[Text content records for pages]

Start of Block

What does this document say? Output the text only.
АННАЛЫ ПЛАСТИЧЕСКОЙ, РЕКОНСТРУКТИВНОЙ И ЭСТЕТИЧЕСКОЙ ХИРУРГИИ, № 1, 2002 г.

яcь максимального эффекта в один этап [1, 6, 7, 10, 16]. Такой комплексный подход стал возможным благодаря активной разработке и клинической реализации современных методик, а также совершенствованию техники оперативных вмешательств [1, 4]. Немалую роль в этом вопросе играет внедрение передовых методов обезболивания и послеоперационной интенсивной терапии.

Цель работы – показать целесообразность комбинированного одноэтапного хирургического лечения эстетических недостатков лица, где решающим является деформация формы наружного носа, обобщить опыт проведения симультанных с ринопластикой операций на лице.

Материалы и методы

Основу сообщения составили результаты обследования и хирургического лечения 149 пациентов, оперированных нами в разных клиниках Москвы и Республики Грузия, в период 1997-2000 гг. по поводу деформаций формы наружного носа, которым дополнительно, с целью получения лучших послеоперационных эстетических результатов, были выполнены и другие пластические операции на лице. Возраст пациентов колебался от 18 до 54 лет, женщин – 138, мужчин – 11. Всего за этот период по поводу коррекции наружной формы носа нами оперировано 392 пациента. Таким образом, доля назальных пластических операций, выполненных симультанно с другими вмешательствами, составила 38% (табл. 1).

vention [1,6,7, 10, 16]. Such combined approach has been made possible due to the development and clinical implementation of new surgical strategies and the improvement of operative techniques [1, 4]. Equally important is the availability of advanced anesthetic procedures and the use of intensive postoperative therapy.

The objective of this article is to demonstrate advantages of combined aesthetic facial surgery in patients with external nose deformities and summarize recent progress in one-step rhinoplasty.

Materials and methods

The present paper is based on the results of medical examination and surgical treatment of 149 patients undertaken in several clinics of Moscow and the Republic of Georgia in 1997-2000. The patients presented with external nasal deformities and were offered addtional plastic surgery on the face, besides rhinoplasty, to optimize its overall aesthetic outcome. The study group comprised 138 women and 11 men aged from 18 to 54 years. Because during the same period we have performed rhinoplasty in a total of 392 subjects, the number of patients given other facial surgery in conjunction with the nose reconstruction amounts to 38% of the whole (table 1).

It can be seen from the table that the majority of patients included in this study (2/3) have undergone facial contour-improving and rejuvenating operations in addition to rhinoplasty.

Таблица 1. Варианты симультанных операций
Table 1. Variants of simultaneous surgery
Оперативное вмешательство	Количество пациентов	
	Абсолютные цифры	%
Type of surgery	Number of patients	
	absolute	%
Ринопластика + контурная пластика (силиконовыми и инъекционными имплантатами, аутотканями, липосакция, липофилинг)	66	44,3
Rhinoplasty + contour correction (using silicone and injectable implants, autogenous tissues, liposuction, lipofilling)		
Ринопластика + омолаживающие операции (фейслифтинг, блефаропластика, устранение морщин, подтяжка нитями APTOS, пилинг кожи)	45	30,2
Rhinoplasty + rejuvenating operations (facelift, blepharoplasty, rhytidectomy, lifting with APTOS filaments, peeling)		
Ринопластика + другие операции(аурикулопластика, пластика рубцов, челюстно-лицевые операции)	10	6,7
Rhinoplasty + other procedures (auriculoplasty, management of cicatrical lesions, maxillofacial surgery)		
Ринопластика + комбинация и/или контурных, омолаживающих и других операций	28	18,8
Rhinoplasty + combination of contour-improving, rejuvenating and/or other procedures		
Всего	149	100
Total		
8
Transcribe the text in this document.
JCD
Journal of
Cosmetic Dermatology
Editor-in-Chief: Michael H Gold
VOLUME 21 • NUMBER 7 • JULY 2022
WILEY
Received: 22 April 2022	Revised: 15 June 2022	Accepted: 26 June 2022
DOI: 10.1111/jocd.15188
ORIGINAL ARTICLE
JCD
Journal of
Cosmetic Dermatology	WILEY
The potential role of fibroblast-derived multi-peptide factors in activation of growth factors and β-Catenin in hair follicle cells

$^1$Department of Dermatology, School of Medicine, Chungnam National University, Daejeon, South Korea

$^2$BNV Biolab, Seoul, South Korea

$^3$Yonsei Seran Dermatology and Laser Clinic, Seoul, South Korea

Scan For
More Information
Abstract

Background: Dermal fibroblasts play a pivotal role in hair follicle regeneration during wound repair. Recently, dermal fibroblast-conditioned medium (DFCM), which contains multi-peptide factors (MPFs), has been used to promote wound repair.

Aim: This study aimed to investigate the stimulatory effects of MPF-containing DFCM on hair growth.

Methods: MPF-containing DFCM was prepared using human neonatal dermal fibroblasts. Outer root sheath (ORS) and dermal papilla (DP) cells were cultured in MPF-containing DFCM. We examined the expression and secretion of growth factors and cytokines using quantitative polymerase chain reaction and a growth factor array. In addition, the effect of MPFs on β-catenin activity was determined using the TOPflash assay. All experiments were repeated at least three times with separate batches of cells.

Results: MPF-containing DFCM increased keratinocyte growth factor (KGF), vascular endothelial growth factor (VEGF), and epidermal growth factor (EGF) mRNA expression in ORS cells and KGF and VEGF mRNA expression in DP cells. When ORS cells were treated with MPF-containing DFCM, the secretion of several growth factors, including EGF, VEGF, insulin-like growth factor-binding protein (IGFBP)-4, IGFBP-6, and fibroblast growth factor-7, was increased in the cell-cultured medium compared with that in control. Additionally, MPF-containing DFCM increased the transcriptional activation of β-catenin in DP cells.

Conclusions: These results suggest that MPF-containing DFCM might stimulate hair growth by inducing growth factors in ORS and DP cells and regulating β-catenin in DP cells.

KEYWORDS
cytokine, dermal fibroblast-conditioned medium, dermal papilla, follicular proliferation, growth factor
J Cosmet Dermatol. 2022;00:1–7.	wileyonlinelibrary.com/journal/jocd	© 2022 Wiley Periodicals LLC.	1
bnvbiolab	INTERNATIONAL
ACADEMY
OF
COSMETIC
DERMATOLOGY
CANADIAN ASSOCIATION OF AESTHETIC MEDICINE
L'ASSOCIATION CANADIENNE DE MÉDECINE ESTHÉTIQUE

End of Block

WHAT TO DO: Produce the number of lines in the data containing the string "hair", with nothing added.

YOUR SOLUTION: 4